===== Provided data

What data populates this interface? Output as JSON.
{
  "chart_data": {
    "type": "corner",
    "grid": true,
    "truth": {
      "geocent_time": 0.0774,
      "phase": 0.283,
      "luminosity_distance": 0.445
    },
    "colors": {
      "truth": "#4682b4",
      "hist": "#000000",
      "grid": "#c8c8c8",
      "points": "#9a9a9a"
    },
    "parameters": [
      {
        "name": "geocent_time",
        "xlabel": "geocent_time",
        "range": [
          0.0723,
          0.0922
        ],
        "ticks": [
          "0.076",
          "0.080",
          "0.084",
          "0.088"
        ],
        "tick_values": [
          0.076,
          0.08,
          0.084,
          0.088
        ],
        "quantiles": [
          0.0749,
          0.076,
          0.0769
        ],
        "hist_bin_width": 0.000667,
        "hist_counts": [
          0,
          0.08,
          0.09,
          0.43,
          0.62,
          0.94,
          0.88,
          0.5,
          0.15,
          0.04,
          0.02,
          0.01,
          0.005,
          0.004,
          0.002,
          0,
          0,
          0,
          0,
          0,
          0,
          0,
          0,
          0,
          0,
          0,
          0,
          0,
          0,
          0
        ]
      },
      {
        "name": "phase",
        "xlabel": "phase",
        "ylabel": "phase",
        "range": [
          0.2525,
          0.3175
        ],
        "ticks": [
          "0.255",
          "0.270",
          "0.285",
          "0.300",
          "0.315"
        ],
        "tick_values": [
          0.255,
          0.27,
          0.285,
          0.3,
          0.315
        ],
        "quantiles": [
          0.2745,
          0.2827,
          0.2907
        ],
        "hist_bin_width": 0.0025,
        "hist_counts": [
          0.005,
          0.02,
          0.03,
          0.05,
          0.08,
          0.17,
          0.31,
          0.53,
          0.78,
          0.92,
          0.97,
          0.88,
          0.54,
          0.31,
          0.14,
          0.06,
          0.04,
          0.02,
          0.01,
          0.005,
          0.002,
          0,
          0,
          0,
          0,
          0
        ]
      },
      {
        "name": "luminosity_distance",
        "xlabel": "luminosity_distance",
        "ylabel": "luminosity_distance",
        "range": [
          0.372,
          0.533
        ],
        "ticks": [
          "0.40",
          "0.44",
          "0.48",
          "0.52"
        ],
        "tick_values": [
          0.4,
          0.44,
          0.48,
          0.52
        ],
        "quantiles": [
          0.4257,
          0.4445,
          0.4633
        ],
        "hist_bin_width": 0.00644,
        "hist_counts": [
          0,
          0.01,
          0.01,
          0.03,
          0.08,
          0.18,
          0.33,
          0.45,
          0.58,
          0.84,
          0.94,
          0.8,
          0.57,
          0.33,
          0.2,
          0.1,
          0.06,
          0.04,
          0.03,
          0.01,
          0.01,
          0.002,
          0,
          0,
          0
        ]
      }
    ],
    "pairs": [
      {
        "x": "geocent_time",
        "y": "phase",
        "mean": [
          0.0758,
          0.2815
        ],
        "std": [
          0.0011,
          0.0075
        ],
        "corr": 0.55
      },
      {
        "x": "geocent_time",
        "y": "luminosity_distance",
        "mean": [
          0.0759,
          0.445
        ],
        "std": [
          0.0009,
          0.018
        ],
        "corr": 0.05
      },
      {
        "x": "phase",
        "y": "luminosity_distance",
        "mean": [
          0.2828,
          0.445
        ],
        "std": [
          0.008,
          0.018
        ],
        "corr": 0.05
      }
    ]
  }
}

==========

- **Required task**: Exactly reproduce every line of the records.

- **Right answer**:
What data populates this interface? Output as JSON.
{
  "chart_data": {
    "type": "corner",
    "grid": true,
    "truth": {
      "geocent_time": 0.0774,
      "phase": 0.283,
      "luminosity_distance": 0.445
    },
    "colors": {
      "truth": "#4682b4",
      "hist": "#000000",
      "grid": "#c8c8c8",
      "points": "#9a9a9a"
    },
    "parameters": [
      {
        "name": "geocent_time",
        "xlabel": "geocent_time",
        "range": [
          0.0723,
          0.0922
        ],
        "ticks": [
          "0.076",
          "0.080",
          "0.084",
          "0.088"
        ],
        "tick_values": [
          0.076,
          0.08,
          0.084,
          0.088
        ],
        "quantiles": [
          0.0749,
          0.076,
          0.0769
        ],
        "hist_bin_width": 0.000667,
        "hist_counts": [
          0,
          0.08,
          0.09,
          0.43,
          0.62,
          0.94,
          0.88,
          0.5,
          0.15,
          0.04,
          0.02,
          0.01,
          0.005,
          0.004,
          0.002,
          0,
          0,
          0,
          0,
          0,
          0,
          0,
          0,
          0,
          0,
          0,
          0,
          0,
          0,
          0
        ]
      },
      {
        "name": "phase",
        "xlabel": "phase",
        "ylabel": "phase",
        "range": [
          0.2525,
          0.3175
        ],
        "ticks": [
          "0.255",
          "0.270",
          "0.285",
          "0.300",
          "0.315"
        ],
        "tick_values": [
          0.255,
          0.27,
          0.285,
          0.3,
          0.315
        ],
        "quantiles": [
          0.2745,
          0.2827,
          0.2907
        ],
        "hist_bin_width": 0.0025,
        "hist_counts": [
          0.005,
          0.02,
          0.03,
          0.05,
          0.08,
          0.17,
          0.31,
          0.53,
          0.78,
          0.92,
          0.97,
          0.88,
          0.54,
          0.31,
          0.14,
          0.06,
          0.04,
          0.02,
          0.01,
          0.005,
          0.002,
          0,
          0,
          0,
          0,
          0
        ]
      },
      {
        "name": "luminosity_distance",
        "xlabel": "luminosity_distance",
        "ylabel": "luminosity_distance",
        "range": [
          0.372,
          0.533
        ],
        "ticks": [
          "0.40",
          "0.44",
          "0.48",
          "0.52"
        ],
        "tick_values": [
          0.4,
          0.44,
          0.48,
          0.52
        ],
        "quantiles": [
          0.4257,
          0.4445,
          0.4633
        ],
        "hist_bin_width": 0.00644,
        "hist_counts": [
          0,
          0.01,
          0.01,
          0.03,
          0.08,
          0.18,
          0.33,
          0.45,
          0.58,
          0.84,
          0.94,
          0.8,
          0.57,
          0.33,
          0.2,
          0.1,
          0.06,
          0.04,
          0.03,
          0.01,
          0.01,
          0.002,
          0,
          0,
          0
        ]
      }
    ],
    "pairs": [
      {
        "x": "geocent_time",
        "y": "phase",
        "mean": [
          0.0758,
          0.2815
        ],
        "std": [
          0.0011,
          0.0075
        ],
        "corr": 0.55
      },
      {
        "x": "geocent_time",
        "y": "luminosity_distance",
        "mean": [
          0.0759,
          0.445
        ],
        "std": [
          0.0009,
          0.018
        ],
        "corr": 0.05
      },
      {
        "x": "phase",
        "y": "luminosity_distance",
        "mean": [
          0.2828,
          0.445
        ],
        "std": [
          0.008,
          0.018
        ],
        "corr": 0.05
      }
    ]
  }
}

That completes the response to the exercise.